#### THE REQUEST
Give the listing again exactly, omitting its images.

Stored items from a collection:
____________________

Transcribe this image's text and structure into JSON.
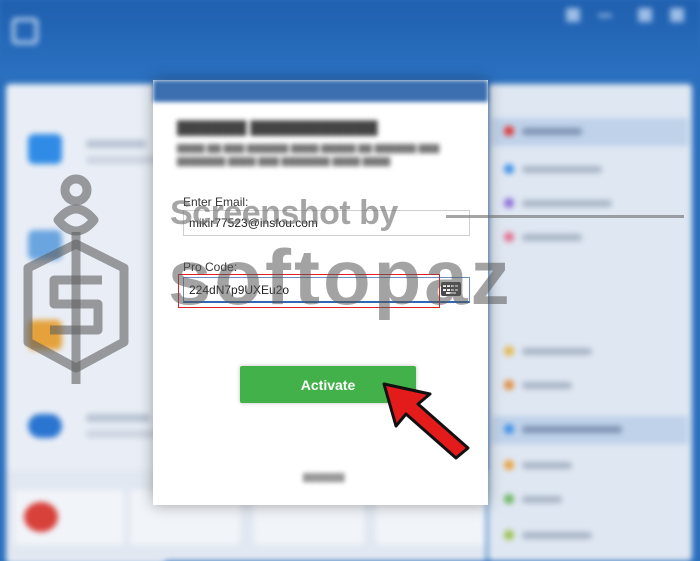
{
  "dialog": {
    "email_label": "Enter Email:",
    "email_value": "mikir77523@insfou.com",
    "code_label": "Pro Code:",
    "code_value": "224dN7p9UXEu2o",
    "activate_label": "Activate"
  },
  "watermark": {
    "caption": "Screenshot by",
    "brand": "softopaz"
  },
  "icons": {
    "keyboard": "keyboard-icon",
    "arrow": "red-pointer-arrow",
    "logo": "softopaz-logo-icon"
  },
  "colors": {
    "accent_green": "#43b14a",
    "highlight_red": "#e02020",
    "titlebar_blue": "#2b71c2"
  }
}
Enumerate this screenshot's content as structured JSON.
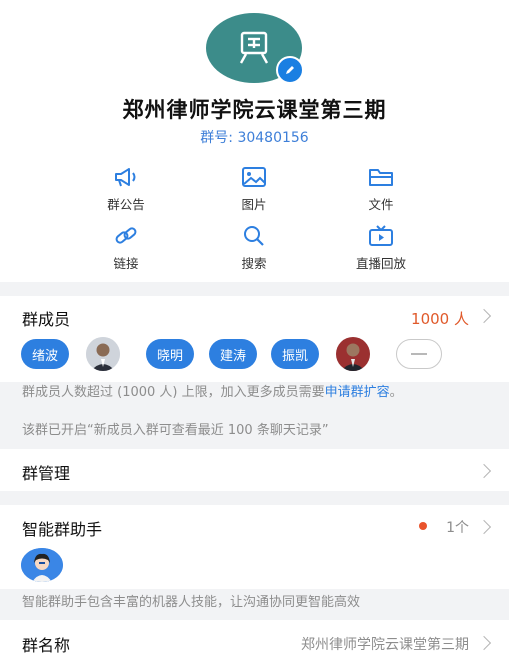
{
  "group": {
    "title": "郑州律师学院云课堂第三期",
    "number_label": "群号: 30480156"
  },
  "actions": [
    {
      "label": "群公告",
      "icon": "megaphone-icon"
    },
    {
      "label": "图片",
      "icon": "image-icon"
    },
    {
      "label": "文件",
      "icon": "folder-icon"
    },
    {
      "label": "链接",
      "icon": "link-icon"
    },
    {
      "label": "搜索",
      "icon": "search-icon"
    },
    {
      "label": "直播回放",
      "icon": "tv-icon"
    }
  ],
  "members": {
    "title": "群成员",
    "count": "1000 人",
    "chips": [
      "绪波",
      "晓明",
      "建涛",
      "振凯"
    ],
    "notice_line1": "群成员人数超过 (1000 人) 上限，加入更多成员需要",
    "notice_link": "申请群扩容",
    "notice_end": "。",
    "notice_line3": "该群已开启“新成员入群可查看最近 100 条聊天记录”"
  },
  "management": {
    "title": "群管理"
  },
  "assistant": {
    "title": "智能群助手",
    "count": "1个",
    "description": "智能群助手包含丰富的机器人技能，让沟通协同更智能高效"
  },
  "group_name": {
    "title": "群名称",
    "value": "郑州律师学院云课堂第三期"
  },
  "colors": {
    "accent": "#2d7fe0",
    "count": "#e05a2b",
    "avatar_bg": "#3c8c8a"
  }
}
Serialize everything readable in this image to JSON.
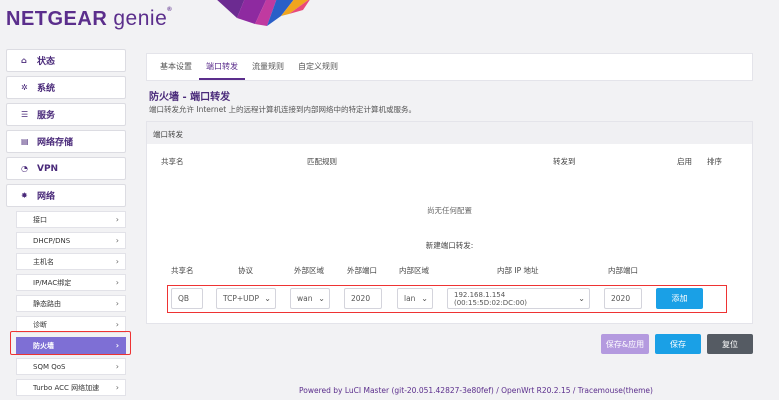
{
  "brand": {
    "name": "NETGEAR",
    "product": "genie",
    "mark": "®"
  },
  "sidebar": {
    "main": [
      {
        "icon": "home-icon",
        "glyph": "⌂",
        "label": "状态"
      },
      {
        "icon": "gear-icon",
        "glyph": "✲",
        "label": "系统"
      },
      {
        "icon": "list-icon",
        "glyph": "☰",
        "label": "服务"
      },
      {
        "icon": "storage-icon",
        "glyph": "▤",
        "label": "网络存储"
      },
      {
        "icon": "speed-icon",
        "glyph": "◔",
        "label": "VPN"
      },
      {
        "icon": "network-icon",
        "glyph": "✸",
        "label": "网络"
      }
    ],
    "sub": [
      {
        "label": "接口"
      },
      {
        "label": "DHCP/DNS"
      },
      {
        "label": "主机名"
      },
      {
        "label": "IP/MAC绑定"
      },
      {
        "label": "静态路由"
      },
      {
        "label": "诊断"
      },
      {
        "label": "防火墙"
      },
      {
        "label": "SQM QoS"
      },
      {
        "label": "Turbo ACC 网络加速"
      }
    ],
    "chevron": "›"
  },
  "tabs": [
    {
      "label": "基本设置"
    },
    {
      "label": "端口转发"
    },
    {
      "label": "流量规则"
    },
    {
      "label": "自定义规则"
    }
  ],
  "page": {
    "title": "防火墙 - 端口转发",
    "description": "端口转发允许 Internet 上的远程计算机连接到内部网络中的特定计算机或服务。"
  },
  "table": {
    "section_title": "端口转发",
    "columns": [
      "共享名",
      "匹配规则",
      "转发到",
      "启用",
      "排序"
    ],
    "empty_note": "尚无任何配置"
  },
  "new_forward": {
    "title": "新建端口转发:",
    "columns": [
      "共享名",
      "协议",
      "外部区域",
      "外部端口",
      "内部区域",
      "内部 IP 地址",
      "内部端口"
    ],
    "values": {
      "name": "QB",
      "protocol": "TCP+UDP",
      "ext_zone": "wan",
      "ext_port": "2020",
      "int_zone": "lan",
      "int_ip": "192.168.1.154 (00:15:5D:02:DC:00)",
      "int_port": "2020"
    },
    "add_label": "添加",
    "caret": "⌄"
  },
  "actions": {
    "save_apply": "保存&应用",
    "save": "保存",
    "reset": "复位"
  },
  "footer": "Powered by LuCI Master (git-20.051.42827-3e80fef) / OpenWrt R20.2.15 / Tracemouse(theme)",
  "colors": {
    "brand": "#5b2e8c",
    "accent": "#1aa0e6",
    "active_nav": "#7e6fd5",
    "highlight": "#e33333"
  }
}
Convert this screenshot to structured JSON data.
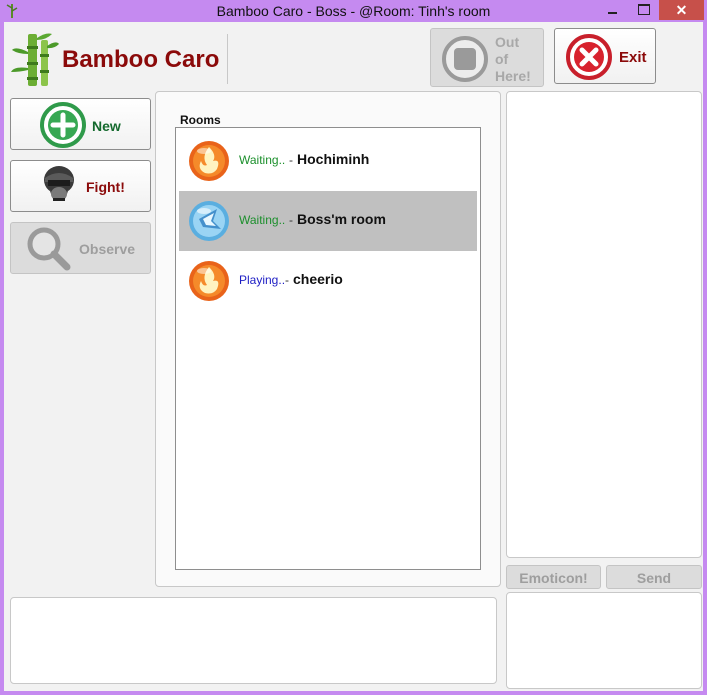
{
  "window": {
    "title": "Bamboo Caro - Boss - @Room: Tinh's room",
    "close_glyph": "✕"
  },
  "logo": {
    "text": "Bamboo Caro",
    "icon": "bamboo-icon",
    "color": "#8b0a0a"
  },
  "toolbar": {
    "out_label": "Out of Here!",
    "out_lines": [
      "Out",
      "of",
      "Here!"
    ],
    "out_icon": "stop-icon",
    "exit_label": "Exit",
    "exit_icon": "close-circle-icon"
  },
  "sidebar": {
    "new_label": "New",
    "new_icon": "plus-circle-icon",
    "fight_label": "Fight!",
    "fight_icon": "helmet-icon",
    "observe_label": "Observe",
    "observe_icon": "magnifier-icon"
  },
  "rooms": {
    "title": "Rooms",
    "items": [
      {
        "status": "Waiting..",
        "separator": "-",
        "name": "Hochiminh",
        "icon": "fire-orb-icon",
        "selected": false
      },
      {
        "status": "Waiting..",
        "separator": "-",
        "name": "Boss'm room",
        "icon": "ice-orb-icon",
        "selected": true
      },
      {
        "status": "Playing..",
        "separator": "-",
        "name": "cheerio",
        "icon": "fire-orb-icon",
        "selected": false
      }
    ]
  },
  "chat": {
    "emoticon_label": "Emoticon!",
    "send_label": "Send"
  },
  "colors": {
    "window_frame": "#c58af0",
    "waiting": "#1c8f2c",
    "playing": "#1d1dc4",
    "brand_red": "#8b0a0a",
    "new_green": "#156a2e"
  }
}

____________________

#### SOLUTION FOR THIS PROBLEM
Transcribe this image's text and structure into JSON.
{
  "dialog": {
    "email_label": "Enter Email:",
    "email_value": "mikir77523@insfou.com",
    "code_label": "Pro Code:",
    "code_value": "224dN7p9UXEu2o",
    "activate_label": "Activate"
  },
  "watermark": {
    "caption": "Screenshot by",
    "brand": "softopaz"
  },
  "icons": {
    "keyboard": "keyboard-icon",
    "arrow": "red-pointer-arrow",
    "logo": "softopaz-logo-icon"
  },
  "colors": {
    "accent_green": "#43b14a",
    "highlight_red": "#e02020",
    "titlebar_blue": "#2b71c2"
  }
}
Enumerate this screenshot's content as structured JSON.
{
  "group": {
    "title": "郑州律师学院云课堂第三期",
    "number_label": "群号: 30480156"
  },
  "actions": [
    {
      "label": "群公告",
      "icon": "megaphone-icon"
    },
    {
      "label": "图片",
      "icon": "image-icon"
    },
    {
      "label": "文件",
      "icon": "folder-icon"
    },
    {
      "label": "链接",
      "icon": "link-icon"
    },
    {
      "label": "搜索",
      "icon": "search-icon"
    },
    {
      "label": "直播回放",
      "icon": "tv-icon"
    }
  ],
  "members": {
    "title": "群成员",
    "count": "1000 人",
    "chips": [
      "绪波",
      "晓明",
      "建涛",
      "振凯"
    ],
    "notice_line1": "群成员人数超过 (1000 人) 上限，加入更多成员需要",
    "notice_link": "申请群扩容",
    "notice_end": "。",
    "notice_line3": "该群已开启“新成员入群可查看最近 100 条聊天记录”"
  },
  "management": {
    "title": "群管理"
  },
  "assistant": {
    "title": "智能群助手",
    "count": "1个",
    "description": "智能群助手包含丰富的机器人技能，让沟通协同更智能高效"
  },
  "group_name": {
    "title": "群名称",
    "value": "郑州律师学院云课堂第三期"
  },
  "colors": {
    "accent": "#2d7fe0",
    "count": "#e05a2b",
    "avatar_bg": "#3c8c8a"
  }
}
Serialize everything readable in this image to JSON.
{
  "brand": {
    "name": "NETGEAR",
    "product": "genie",
    "mark": "®"
  },
  "sidebar": {
    "main": [
      {
        "icon": "home-icon",
        "glyph": "⌂",
        "label": "状态"
      },
      {
        "icon": "gear-icon",
        "glyph": "✲",
        "label": "系统"
      },
      {
        "icon": "list-icon",
        "glyph": "☰",
        "label": "服务"
      },
      {
        "icon": "storage-icon",
        "glyph": "▤",
        "label": "网络存储"
      },
      {
        "icon": "speed-icon",
        "glyph": "◔",
        "label": "VPN"
      },
      {
        "icon": "network-icon",
        "glyph": "✸",
        "label": "网络"
      }
    ],
    "sub": [
      {
        "label": "接口"
      },
      {
        "label": "DHCP/DNS"
      },
      {
        "label": "主机名"
      },
      {
        "label": "IP/MAC绑定"
      },
      {
        "label": "静态路由"
      },
      {
        "label": "诊断"
      },
      {
        "label": "防火墙"
      },
      {
        "label": "SQM QoS"
      },
      {
        "label": "Turbo ACC 网络加速"
      }
    ],
    "chevron": "›"
  },
  "tabs": [
    {
      "label": "基本设置"
    },
    {
      "label": "端口转发"
    },
    {
      "label": "流量规则"
    },
    {
      "label": "自定义规则"
    }
  ],
  "page": {
    "title": "防火墙 - 端口转发",
    "description": "端口转发允许 Internet 上的远程计算机连接到内部网络中的特定计算机或服务。"
  },
  "table": {
    "section_title": "端口转发",
    "columns": [
      "共享名",
      "匹配规则",
      "转发到",
      "启用",
      "排序"
    ],
    "empty_note": "尚无任何配置"
  },
  "new_forward": {
    "title": "新建端口转发:",
    "columns": [
      "共享名",
      "协议",
      "外部区域",
      "外部端口",
      "内部区域",
      "内部 IP 地址",
      "内部端口"
    ],
    "values": {
      "name": "QB",
      "protocol": "TCP+UDP",
      "ext_zone": "wan",
      "ext_port": "2020",
      "int_zone": "lan",
      "int_ip": "192.168.1.154 (00:15:5D:02:DC:00)",
      "int_port": "2020"
    },
    "add_label": "添加",
    "caret": "⌄"
  },
  "actions": {
    "save_apply": "保存&应用",
    "save": "保存",
    "reset": "复位"
  },
  "footer": "Powered by LuCI Master (git-20.051.42827-3e80fef) / OpenWrt R20.2.15 / Tracemouse(theme)",
  "colors": {
    "brand": "#5b2e8c",
    "accent": "#1aa0e6",
    "active_nav": "#7e6fd5",
    "highlight": "#e33333"
  }
}
Convert this screenshot to structured JSON data.
{
  "window": {
    "title": "Bamboo Caro - Boss - @Room: Tinh's room",
    "close_glyph": "✕"
  },
  "logo": {
    "text": "Bamboo Caro",
    "icon": "bamboo-icon",
    "color": "#8b0a0a"
  },
  "toolbar": {
    "out_label": "Out of Here!",
    "out_lines": [
      "Out",
      "of",
      "Here!"
    ],
    "out_icon": "stop-icon",
    "exit_label": "Exit",
    "exit_icon": "close-circle-icon"
  },
  "sidebar": {
    "new_label": "New",
    "new_icon": "plus-circle-icon",
    "fight_label": "Fight!",
    "fight_icon": "helmet-icon",
    "observe_label": "Observe",
    "observe_icon": "magnifier-icon"
  },
  "rooms": {
    "title": "Rooms",
    "items": [
      {
        "status": "Waiting..",
        "separator": "-",
        "name": "Hochiminh",
        "icon": "fire-orb-icon",
        "selected": false
      },
      {
        "status": "Waiting..",
        "separator": "-",
        "name": "Boss'm room",
        "icon": "ice-orb-icon",
        "selected": true
      },
      {
        "status": "Playing..",
        "separator": "-",
        "name": "cheerio",
        "icon": "fire-orb-icon",
        "selected": false
      }
    ]
  },
  "chat": {
    "emoticon_label": "Emoticon!",
    "send_label": "Send"
  },
  "colors": {
    "window_frame": "#c58af0",
    "waiting": "#1c8f2c",
    "playing": "#1d1dc4",
    "brand_red": "#8b0a0a",
    "new_green": "#156a2e"
  }
}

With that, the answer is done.